>> Start Material provided

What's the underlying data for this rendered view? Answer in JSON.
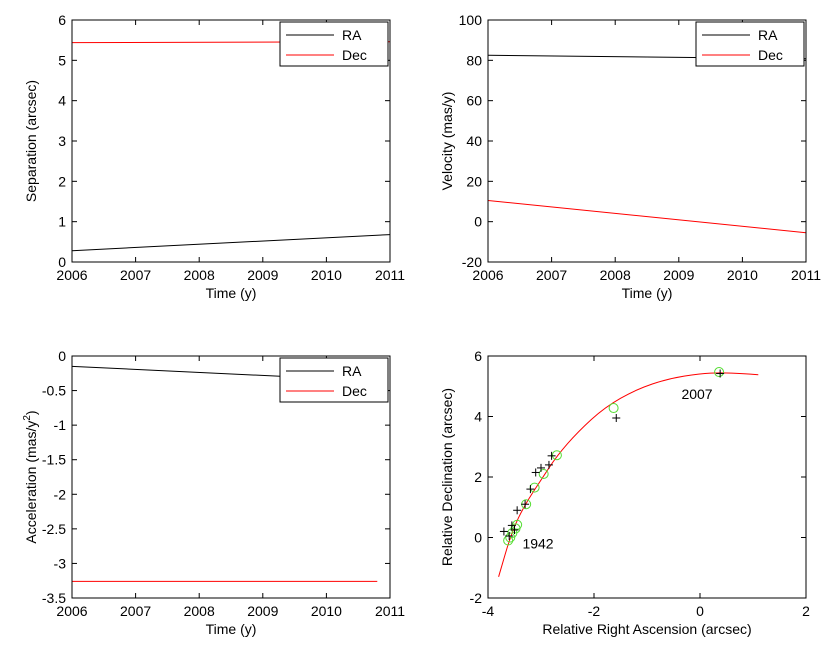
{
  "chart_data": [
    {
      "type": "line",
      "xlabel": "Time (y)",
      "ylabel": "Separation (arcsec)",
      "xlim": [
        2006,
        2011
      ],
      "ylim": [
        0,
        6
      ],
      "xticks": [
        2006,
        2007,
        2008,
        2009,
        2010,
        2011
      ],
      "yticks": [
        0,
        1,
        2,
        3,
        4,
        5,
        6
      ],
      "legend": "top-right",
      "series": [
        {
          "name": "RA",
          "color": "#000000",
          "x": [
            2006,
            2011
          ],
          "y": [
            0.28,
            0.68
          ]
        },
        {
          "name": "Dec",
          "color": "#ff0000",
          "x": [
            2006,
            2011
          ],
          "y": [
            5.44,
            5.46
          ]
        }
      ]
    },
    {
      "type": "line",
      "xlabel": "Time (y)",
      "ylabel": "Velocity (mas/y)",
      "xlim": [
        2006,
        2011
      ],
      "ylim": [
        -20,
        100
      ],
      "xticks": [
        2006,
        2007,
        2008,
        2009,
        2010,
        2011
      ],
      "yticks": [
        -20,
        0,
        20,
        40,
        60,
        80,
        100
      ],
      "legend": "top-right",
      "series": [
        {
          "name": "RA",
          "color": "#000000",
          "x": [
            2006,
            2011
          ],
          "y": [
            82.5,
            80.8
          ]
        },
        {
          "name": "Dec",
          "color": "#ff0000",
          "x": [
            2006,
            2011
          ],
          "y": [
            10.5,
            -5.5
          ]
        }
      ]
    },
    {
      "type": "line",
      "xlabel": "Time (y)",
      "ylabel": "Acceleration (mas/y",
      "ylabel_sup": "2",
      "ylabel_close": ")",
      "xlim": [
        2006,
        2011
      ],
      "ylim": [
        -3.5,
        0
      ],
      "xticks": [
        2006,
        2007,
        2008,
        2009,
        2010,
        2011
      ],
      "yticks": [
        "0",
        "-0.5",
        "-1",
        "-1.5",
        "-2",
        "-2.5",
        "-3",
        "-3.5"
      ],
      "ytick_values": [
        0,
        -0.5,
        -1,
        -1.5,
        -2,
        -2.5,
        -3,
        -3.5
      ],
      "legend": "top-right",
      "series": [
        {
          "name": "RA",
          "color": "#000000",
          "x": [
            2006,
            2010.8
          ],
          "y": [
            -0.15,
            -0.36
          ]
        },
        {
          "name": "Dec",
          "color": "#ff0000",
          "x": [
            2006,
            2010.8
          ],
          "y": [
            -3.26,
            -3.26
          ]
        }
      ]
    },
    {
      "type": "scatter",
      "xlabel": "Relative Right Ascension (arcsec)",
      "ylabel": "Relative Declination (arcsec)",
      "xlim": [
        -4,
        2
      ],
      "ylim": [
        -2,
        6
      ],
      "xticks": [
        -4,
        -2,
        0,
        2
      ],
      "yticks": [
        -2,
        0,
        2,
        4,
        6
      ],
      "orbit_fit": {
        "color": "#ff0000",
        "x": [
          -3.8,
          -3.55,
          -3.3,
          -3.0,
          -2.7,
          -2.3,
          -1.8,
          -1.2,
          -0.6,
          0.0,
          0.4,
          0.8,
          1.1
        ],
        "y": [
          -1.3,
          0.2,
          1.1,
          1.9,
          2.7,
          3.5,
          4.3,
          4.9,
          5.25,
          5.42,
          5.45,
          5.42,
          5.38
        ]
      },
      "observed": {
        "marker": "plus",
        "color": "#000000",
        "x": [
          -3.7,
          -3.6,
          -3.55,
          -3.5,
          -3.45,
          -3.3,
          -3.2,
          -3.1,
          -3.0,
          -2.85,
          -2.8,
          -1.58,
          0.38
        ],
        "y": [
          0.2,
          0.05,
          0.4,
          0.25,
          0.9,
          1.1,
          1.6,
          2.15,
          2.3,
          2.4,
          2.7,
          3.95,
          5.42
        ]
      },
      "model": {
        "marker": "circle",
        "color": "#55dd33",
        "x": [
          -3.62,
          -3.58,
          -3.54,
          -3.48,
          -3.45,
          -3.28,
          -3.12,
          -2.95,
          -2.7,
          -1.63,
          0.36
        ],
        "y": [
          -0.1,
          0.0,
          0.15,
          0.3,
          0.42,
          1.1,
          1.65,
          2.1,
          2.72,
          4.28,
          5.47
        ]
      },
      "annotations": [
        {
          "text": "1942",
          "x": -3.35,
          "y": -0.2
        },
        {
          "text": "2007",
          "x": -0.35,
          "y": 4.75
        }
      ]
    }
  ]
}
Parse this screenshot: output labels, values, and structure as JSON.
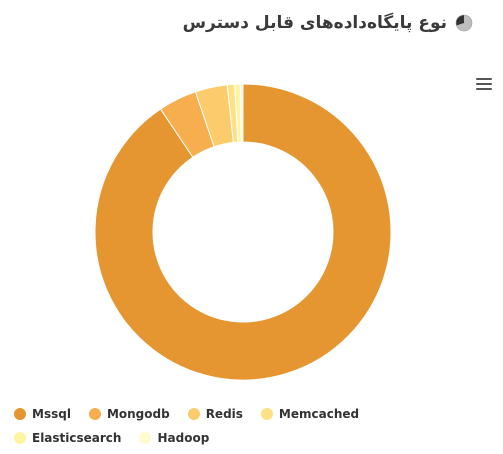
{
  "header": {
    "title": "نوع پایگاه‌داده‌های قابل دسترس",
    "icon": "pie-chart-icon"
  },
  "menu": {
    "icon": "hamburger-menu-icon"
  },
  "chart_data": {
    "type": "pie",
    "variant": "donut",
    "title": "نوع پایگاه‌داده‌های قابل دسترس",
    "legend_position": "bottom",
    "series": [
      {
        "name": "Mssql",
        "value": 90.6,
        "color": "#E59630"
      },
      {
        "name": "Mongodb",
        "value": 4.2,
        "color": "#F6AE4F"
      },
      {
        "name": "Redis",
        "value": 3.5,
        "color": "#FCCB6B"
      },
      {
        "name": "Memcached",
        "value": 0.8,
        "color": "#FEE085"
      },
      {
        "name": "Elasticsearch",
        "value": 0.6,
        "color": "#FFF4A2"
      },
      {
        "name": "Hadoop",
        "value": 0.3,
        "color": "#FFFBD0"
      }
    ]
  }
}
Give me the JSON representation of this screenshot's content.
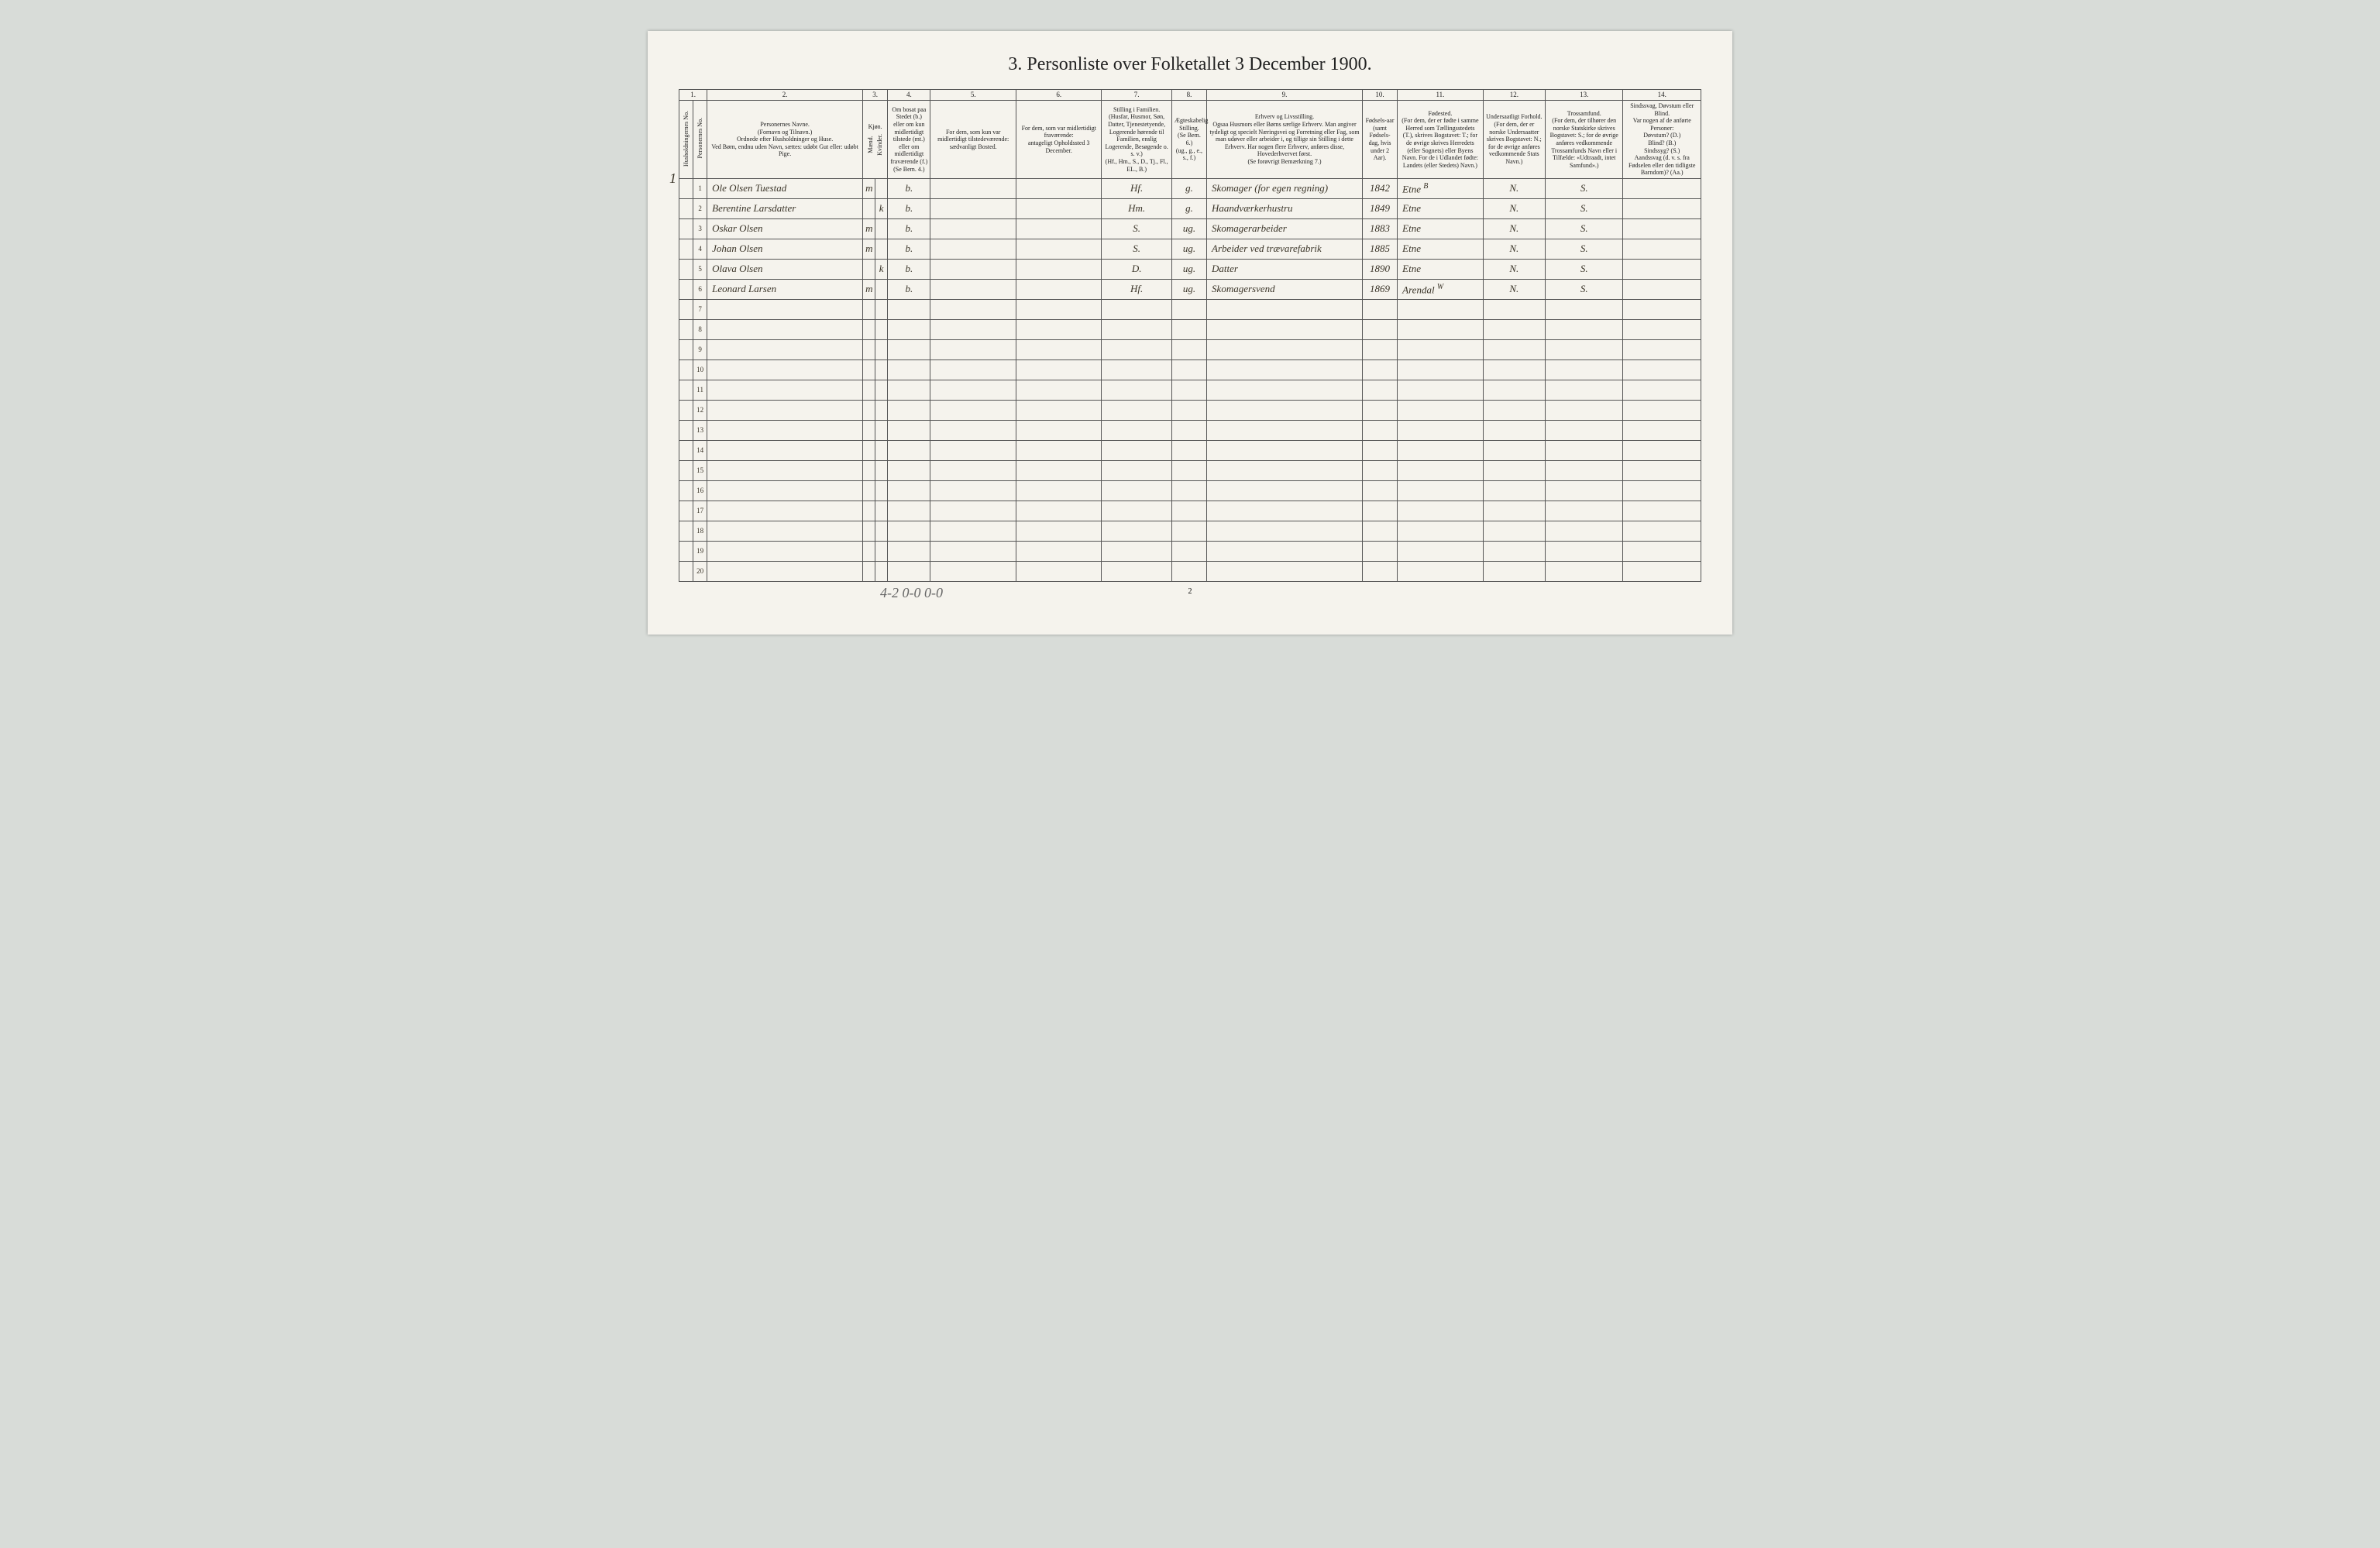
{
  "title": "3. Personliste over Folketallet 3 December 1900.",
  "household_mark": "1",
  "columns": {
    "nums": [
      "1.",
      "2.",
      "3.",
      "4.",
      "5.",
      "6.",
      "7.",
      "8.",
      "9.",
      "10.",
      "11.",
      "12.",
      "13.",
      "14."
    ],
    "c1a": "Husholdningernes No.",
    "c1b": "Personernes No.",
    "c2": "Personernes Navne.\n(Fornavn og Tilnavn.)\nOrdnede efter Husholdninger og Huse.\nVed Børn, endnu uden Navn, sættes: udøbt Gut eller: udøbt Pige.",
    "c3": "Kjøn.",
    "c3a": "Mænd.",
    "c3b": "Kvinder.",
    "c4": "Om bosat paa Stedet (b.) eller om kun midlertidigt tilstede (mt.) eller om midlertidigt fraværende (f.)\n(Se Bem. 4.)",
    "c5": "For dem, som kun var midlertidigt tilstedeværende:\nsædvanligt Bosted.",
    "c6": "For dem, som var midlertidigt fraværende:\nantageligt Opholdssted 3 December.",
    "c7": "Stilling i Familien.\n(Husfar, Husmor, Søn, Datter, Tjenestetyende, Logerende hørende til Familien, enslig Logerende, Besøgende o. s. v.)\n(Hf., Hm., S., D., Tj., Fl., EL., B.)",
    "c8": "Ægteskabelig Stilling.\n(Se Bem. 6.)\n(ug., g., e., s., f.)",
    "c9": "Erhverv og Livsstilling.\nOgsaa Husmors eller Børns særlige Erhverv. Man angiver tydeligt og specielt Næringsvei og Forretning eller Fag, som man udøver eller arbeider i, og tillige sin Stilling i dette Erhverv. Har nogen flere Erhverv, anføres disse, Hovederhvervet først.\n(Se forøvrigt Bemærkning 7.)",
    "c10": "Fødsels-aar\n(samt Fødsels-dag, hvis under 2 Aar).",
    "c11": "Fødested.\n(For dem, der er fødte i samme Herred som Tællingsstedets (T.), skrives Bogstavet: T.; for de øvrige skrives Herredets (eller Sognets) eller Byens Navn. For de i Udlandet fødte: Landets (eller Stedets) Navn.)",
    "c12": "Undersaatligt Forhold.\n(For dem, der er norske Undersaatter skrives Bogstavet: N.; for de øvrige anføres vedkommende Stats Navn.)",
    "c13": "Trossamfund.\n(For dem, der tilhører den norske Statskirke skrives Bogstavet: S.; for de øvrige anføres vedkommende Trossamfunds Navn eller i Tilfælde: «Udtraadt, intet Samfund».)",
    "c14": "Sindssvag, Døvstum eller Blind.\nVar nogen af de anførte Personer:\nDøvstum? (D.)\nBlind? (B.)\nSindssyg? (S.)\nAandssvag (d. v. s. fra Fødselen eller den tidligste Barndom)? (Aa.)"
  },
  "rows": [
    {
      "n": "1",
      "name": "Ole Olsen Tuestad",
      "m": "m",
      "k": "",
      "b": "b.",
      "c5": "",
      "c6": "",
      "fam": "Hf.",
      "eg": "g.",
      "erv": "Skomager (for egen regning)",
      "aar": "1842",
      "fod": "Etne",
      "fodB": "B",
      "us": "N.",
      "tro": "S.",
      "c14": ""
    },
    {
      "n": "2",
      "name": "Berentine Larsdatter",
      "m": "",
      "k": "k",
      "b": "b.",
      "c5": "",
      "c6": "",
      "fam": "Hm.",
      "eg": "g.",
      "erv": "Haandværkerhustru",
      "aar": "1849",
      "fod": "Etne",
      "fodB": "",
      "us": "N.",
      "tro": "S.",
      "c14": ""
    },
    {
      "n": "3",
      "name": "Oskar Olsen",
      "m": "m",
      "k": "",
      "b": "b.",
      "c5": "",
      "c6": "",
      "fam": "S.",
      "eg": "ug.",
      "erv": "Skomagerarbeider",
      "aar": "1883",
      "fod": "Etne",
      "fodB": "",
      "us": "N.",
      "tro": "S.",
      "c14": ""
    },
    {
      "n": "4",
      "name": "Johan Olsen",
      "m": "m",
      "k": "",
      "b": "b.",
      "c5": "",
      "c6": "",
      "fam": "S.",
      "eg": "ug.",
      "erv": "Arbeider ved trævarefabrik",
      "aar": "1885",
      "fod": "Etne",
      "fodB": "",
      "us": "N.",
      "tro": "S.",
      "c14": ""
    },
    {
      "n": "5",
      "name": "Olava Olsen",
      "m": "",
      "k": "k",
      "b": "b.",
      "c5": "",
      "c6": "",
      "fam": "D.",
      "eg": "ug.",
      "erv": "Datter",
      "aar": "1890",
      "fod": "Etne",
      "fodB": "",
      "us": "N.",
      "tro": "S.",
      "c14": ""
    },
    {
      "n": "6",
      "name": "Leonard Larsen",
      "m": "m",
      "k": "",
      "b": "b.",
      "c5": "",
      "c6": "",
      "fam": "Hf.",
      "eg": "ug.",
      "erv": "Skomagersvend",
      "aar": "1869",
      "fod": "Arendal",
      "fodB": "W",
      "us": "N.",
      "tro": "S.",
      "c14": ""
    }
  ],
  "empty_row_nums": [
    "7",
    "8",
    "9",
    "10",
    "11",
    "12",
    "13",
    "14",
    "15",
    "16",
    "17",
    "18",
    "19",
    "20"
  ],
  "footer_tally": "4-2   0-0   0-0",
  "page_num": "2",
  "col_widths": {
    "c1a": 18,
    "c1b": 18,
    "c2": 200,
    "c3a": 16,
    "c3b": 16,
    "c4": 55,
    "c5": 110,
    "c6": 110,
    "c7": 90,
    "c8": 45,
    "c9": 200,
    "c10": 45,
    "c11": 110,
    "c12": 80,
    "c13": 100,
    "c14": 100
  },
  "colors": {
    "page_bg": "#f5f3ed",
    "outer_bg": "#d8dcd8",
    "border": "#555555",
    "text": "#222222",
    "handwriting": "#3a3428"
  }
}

>> End Material provided

■ **What the task requires**
Return all the lines that contain the string "icon".

■ **Complete output**
    "icon": "pie-chart-icon"
    "icon": "hamburger-menu-icon"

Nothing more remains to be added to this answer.